* TASK SET:
#1 According to the passage on UB40's "Food for Thought," how many hits did UB40 have in 1980?
#2 Name every band that the passage on UB40's "Food for Thought" cites as having a huge line-up.
#3 Carry on the passage on UB40's "Food for Thought" from its final sentence.

* EXCERPT PROVIDED:
━━━

UB40 – Food for Thought
As DLT reminds us that this is the first TOTP of 1981 (and tries to confuse the cameraperson by swaying from side to side) we continue with another hit from 1980. With so many bands of this era having huge line-ups – UB40, Dexys, Madness, the Specials, Bad Manners et al – it’s surprising that nobody has yet suggested to Michael Hurll that a bigger stage might be in order. UB40 had three hits in 1980, all of them double A-sides, and we know what that means because Tommy Vance explained it last time they were on. This was the more popular A-side of their first hit and, technically, a Christmas song, although only in as much as it juxtaposes African famine with Western Christmas gluttony in a far more eloquent way than Do They Know It’s Christmas? ever managed. Nobody really listened to the lyrics though, but UB40 persevered with this kind of material for a couple of years before slowly descending from political rhetoric into reggae karaoke. At least nobody blacked up for this one.

━━━

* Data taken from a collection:

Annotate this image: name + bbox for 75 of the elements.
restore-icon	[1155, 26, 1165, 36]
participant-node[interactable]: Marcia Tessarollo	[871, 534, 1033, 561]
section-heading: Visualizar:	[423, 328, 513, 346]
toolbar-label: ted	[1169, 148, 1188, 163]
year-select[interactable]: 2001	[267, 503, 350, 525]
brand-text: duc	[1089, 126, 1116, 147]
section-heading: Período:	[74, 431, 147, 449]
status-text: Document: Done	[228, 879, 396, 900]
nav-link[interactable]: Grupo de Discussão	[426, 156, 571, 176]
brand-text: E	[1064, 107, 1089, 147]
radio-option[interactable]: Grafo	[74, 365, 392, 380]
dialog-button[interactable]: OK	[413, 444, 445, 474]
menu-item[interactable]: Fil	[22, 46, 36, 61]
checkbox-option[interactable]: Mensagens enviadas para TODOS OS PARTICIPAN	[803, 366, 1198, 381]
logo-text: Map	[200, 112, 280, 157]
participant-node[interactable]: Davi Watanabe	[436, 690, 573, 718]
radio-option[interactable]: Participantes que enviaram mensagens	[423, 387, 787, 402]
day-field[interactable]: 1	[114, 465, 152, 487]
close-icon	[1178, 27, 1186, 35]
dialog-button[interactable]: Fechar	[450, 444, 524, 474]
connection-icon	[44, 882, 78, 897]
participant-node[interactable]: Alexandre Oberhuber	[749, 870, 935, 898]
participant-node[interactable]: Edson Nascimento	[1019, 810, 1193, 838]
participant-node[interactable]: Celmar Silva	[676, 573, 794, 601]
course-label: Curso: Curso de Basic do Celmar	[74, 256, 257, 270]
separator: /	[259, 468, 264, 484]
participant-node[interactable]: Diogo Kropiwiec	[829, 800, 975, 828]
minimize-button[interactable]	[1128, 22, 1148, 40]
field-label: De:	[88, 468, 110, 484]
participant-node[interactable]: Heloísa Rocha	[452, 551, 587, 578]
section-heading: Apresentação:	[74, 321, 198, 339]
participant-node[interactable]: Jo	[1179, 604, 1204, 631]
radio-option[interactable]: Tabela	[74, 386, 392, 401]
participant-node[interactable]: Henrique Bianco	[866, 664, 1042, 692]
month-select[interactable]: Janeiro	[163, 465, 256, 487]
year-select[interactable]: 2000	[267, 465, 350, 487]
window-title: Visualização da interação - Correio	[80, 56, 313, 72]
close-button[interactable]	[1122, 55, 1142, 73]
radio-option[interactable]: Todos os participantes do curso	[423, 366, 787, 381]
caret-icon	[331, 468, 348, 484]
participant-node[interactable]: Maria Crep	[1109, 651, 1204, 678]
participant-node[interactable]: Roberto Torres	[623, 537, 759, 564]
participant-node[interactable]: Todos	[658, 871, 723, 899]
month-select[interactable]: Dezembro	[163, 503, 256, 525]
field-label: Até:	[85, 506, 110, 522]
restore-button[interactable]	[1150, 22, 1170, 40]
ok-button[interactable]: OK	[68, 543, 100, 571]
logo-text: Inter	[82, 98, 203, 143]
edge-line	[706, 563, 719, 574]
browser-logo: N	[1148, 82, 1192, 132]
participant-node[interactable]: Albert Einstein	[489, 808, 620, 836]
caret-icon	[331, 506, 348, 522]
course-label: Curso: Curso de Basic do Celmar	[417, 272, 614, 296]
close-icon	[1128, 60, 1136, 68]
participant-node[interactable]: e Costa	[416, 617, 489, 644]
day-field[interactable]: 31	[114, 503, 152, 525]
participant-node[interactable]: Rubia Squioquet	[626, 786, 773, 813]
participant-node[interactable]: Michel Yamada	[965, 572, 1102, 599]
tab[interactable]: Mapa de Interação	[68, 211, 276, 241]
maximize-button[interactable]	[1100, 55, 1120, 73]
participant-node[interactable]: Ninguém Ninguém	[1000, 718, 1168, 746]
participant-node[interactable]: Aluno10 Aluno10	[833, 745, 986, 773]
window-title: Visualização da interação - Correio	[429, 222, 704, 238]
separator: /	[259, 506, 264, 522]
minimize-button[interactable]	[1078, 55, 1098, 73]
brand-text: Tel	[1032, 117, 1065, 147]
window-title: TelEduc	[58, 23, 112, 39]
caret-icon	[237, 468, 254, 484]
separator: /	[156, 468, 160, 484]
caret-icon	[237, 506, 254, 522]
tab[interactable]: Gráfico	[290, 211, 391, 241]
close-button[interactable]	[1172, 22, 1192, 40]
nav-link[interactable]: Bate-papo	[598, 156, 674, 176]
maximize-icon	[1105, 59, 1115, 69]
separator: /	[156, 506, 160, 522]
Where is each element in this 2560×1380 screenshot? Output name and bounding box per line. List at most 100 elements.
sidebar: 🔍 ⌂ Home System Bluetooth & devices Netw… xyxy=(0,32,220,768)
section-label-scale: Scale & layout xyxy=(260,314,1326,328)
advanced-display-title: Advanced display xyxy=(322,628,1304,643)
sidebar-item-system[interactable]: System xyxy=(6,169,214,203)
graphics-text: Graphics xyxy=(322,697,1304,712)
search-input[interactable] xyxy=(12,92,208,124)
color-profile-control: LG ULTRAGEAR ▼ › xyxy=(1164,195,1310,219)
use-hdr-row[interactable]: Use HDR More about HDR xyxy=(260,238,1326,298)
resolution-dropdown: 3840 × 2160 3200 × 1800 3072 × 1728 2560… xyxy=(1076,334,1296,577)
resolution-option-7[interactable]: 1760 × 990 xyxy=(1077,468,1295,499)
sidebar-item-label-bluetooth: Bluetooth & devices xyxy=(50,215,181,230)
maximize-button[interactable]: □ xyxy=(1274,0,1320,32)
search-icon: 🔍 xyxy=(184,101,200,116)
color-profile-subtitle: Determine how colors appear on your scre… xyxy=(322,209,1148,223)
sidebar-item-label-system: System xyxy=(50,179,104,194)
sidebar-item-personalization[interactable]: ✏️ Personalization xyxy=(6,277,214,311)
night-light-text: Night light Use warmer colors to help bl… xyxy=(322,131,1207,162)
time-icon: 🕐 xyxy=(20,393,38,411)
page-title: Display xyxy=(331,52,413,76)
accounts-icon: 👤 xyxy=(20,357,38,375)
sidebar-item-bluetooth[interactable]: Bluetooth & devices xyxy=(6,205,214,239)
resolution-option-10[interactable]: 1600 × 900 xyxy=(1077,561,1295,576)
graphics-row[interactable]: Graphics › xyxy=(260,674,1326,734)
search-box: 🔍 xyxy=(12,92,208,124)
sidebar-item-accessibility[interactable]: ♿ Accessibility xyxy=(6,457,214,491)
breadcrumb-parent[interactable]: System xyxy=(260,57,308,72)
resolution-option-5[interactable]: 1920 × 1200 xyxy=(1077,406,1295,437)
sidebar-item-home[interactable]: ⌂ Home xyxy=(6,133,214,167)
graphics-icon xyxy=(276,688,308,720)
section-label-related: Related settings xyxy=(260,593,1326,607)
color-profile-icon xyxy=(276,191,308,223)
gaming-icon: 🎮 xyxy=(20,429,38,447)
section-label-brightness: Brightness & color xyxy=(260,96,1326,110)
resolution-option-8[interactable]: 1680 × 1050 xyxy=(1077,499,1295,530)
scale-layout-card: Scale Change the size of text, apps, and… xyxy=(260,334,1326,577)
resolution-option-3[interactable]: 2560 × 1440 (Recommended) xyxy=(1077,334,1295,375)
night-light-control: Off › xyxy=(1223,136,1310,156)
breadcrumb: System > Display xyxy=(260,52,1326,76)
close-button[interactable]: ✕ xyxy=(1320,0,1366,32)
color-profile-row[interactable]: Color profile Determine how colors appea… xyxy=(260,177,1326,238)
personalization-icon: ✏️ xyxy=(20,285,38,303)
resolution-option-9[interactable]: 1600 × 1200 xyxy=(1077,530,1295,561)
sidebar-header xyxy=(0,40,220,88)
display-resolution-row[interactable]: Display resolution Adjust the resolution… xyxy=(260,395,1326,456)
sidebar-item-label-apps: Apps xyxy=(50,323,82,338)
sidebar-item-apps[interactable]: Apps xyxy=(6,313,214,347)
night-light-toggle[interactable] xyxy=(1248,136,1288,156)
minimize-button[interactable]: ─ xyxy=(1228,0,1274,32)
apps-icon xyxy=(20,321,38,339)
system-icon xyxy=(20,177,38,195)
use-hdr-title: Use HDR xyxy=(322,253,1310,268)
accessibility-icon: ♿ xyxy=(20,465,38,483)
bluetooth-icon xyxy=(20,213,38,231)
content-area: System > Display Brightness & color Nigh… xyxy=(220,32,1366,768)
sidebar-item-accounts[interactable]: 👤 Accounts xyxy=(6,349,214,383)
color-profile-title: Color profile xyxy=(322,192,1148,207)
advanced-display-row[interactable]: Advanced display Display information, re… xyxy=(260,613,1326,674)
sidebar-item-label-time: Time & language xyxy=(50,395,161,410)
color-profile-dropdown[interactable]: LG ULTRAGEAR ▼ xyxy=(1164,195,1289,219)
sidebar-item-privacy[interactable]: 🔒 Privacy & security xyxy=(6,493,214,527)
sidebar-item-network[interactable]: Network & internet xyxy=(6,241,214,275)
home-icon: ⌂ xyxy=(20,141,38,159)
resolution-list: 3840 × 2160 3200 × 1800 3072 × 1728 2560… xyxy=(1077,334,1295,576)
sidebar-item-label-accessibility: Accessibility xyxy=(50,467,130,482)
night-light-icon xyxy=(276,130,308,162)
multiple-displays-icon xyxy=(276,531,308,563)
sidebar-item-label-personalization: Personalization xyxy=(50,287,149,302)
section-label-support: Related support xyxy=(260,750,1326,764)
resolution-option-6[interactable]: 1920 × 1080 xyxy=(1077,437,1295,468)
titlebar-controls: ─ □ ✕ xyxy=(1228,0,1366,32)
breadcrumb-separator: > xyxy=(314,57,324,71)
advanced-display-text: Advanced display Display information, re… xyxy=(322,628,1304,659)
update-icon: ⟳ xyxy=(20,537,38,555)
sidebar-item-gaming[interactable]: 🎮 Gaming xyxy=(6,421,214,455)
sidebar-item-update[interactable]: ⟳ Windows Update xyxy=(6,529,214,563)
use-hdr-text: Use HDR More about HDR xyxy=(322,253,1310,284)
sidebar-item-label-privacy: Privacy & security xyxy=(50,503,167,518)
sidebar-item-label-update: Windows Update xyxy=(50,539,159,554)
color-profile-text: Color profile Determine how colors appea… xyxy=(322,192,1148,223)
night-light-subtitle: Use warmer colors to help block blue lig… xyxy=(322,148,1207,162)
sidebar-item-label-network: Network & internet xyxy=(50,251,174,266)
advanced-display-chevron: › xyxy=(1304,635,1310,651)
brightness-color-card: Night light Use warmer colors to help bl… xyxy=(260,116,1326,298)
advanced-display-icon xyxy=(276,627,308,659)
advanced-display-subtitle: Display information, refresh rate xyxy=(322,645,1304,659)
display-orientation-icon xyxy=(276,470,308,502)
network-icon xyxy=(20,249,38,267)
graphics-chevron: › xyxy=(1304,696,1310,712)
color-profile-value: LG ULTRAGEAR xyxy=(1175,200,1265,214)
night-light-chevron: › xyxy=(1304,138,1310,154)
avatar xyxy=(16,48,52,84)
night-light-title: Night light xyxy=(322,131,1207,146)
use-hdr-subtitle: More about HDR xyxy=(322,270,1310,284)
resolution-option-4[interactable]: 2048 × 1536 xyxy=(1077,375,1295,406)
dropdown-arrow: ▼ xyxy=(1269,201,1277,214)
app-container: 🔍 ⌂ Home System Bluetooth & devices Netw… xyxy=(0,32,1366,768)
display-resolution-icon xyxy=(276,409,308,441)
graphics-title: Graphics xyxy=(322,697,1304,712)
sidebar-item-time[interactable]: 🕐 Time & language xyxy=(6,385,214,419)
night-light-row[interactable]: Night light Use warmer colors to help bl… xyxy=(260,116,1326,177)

━━━

* ANSWERS TO THE PROBLEMS:
#1 Three, all of them double A-sides.

#2 UB40, Dexys, Madness, the Specials, Bad Manners

#3
KELLY MARIE – Feels Like I’m In Love
Maybe UB40 weren’t that bothered about having to squeeze onto a tiny stage for their performance though, because as Tommy Vance informs us “that record was recorded in a two room flat in Birmingham just over a year ago, and they had to keep on putting ten pees in the meter to keep the actual machinery running!” (Emphasis: model’s own.) No such problems for Kelly Marie, one presumes. Aware that nobody gives a monkey’s about her other songs, Kelly is back in the studio for one final outing for the song Ray Dorset of Mungo Jerry wrote for Elvis Presley and which became Pye Records’ last ever number 1 hit. For reasons unknown we’re still using the same mix that’s slightly different to the one on the record, and the two twirling loons are still in place behind Kelly, this time in Elvis-style jumpsuits just to rub it in. Despite Kelly’s constant whinging that the media are only interested in Sheena Easton we’ll still get to see her next single Hot Love three times in 1981, which is more airings than some number ones get.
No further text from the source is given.